Dataset excerpts =>
########################################
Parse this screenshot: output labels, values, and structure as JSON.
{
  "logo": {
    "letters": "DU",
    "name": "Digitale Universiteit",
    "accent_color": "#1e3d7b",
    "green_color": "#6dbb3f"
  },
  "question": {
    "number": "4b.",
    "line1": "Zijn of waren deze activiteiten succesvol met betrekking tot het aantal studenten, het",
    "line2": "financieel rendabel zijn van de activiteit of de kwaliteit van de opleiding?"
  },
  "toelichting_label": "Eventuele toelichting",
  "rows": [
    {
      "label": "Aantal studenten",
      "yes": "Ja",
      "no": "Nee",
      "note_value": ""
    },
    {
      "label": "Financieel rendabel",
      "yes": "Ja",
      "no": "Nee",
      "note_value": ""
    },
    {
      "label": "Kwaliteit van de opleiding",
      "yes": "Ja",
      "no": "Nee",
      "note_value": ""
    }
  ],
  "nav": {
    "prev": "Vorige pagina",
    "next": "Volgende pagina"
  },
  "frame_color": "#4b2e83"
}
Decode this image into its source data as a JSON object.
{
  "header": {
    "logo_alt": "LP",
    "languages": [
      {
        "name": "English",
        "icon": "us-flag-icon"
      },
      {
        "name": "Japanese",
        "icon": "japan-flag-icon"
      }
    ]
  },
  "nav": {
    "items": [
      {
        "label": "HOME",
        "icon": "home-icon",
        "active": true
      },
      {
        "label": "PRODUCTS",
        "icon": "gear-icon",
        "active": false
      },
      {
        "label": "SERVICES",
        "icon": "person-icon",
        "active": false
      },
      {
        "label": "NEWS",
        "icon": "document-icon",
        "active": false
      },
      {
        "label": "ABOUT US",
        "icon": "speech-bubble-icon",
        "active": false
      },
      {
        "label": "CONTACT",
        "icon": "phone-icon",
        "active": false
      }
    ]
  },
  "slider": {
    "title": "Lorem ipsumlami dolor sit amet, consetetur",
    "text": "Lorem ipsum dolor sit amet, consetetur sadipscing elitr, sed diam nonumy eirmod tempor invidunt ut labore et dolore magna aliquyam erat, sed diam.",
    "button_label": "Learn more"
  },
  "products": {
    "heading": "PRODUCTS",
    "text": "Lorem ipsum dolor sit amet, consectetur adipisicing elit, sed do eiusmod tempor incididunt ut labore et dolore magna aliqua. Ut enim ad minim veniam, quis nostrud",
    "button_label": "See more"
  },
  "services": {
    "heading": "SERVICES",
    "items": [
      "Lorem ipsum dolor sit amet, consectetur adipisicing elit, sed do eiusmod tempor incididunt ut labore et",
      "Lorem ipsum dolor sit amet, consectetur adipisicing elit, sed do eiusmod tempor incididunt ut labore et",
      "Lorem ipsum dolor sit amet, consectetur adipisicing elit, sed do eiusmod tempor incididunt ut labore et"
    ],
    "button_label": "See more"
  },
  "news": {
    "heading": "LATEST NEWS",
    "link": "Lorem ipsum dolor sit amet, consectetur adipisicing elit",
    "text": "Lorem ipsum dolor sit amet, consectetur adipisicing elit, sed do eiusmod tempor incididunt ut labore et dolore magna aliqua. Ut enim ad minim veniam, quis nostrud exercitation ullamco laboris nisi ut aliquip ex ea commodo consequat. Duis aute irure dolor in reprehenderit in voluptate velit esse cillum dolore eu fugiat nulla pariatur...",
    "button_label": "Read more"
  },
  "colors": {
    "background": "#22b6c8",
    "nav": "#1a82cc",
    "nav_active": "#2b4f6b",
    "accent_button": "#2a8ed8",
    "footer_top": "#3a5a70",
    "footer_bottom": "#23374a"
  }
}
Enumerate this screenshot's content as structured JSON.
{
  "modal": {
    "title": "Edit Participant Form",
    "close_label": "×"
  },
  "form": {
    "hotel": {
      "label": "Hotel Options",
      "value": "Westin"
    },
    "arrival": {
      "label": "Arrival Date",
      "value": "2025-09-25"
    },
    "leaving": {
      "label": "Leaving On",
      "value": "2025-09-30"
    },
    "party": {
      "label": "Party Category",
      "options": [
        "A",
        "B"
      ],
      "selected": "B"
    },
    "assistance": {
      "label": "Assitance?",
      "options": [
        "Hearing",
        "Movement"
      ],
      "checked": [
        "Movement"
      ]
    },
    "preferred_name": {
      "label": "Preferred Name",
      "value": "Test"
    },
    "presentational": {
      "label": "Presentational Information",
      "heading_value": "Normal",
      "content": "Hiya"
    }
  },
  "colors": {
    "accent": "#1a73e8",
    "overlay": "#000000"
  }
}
########################################
Exercise brief => Copy each record from above without leaving any out.

Expected output =>
Parse this screenshot: output labels, values, and structure as JSON.
{
  "logo": {
    "letters": "DU",
    "name": "Digitale Universiteit",
    "accent_color": "#1e3d7b",
    "green_color": "#6dbb3f"
  },
  "question": {
    "number": "4b.",
    "line1": "Zijn of waren deze activiteiten succesvol met betrekking tot het aantal studenten, het",
    "line2": "financieel rendabel zijn van de activiteit of de kwaliteit van de opleiding?"
  },
  "toelichting_label": "Eventuele toelichting",
  "rows": [
    {
      "label": "Aantal studenten",
      "yes": "Ja",
      "no": "Nee",
      "note_value": ""
    },
    {
      "label": "Financieel rendabel",
      "yes": "Ja",
      "no": "Nee",
      "note_value": ""
    },
    {
      "label": "Kwaliteit van de opleiding",
      "yes": "Ja",
      "no": "Nee",
      "note_value": ""
    }
  ],
  "nav": {
    "prev": "Vorige pagina",
    "next": "Volgende pagina"
  },
  "frame_color": "#4b2e83"
}
Decode this image into its source data as a JSON object.
{
  "header": {
    "logo_alt": "LP",
    "languages": [
      {
        "name": "English",
        "icon": "us-flag-icon"
      },
      {
        "name": "Japanese",
        "icon": "japan-flag-icon"
      }
    ]
  },
  "nav": {
    "items": [
      {
        "label": "HOME",
        "icon": "home-icon",
        "active": true
      },
      {
        "label": "PRODUCTS",
        "icon": "gear-icon",
        "active": false
      },
      {
        "label": "SERVICES",
        "icon": "person-icon",
        "active": false
      },
      {
        "label": "NEWS",
        "icon": "document-icon",
        "active": false
      },
      {
        "label": "ABOUT US",
        "icon": "speech-bubble-icon",
        "active": false
      },
      {
        "label": "CONTACT",
        "icon": "phone-icon",
        "active": false
      }
    ]
  },
  "slider": {
    "title": "Lorem ipsumlami dolor sit amet, consetetur",
    "text": "Lorem ipsum dolor sit amet, consetetur sadipscing elitr, sed diam nonumy eirmod tempor invidunt ut labore et dolore magna aliquyam erat, sed diam.",
    "button_label": "Learn more"
  },
  "products": {
    "heading": "PRODUCTS",
    "text": "Lorem ipsum dolor sit amet, consectetur adipisicing elit, sed do eiusmod tempor incididunt ut labore et dolore magna aliqua. Ut enim ad minim veniam, quis nostrud",
    "button_label": "See more"
  },
  "services": {
    "heading": "SERVICES",
    "items": [
      "Lorem ipsum dolor sit amet, consectetur adipisicing elit, sed do eiusmod tempor incididunt ut labore et",
      "Lorem ipsum dolor sit amet, consectetur adipisicing elit, sed do eiusmod tempor incididunt ut labore et",
      "Lorem ipsum dolor sit amet, consectetur adipisicing elit, sed do eiusmod tempor incididunt ut labore et"
    ],
    "button_label": "See more"
  },
  "news": {
    "heading": "LATEST NEWS",
    "link": "Lorem ipsum dolor sit amet, consectetur adipisicing elit",
    "text": "Lorem ipsum dolor sit amet, consectetur adipisicing elit, sed do eiusmod tempor incididunt ut labore et dolore magna aliqua. Ut enim ad minim veniam, quis nostrud exercitation ullamco laboris nisi ut aliquip ex ea commodo consequat. Duis aute irure dolor in reprehenderit in voluptate velit esse cillum dolore eu fugiat nulla pariatur...",
    "button_label": "Read more"
  },
  "colors": {
    "background": "#22b6c8",
    "nav": "#1a82cc",
    "nav_active": "#2b4f6b",
    "accent_button": "#2a8ed8",
    "footer_top": "#3a5a70",
    "footer_bottom": "#23374a"
  }
}
Enumerate this screenshot's content as structured JSON.
{
  "modal": {
    "title": "Edit Participant Form",
    "close_label": "×"
  },
  "form": {
    "hotel": {
      "label": "Hotel Options",
      "value": "Westin"
    },
    "arrival": {
      "label": "Arrival Date",
      "value": "2025-09-25"
    },
    "leaving": {
      "label": "Leaving On",
      "value": "2025-09-30"
    },
    "party": {
      "label": "Party Category",
      "options": [
        "A",
        "B"
      ],
      "selected": "B"
    },
    "assistance": {
      "label": "Assitance?",
      "options": [
        "Hearing",
        "Movement"
      ],
      "checked": [
        "Movement"
      ]
    },
    "preferred_name": {
      "label": "Preferred Name",
      "value": "Test"
    },
    "presentational": {
      "label": "Presentational Information",
      "heading_value": "Normal",
      "content": "Hiya"
    }
  },
  "colors": {
    "accent": "#1a73e8",
    "overlay": "#000000"
  }
}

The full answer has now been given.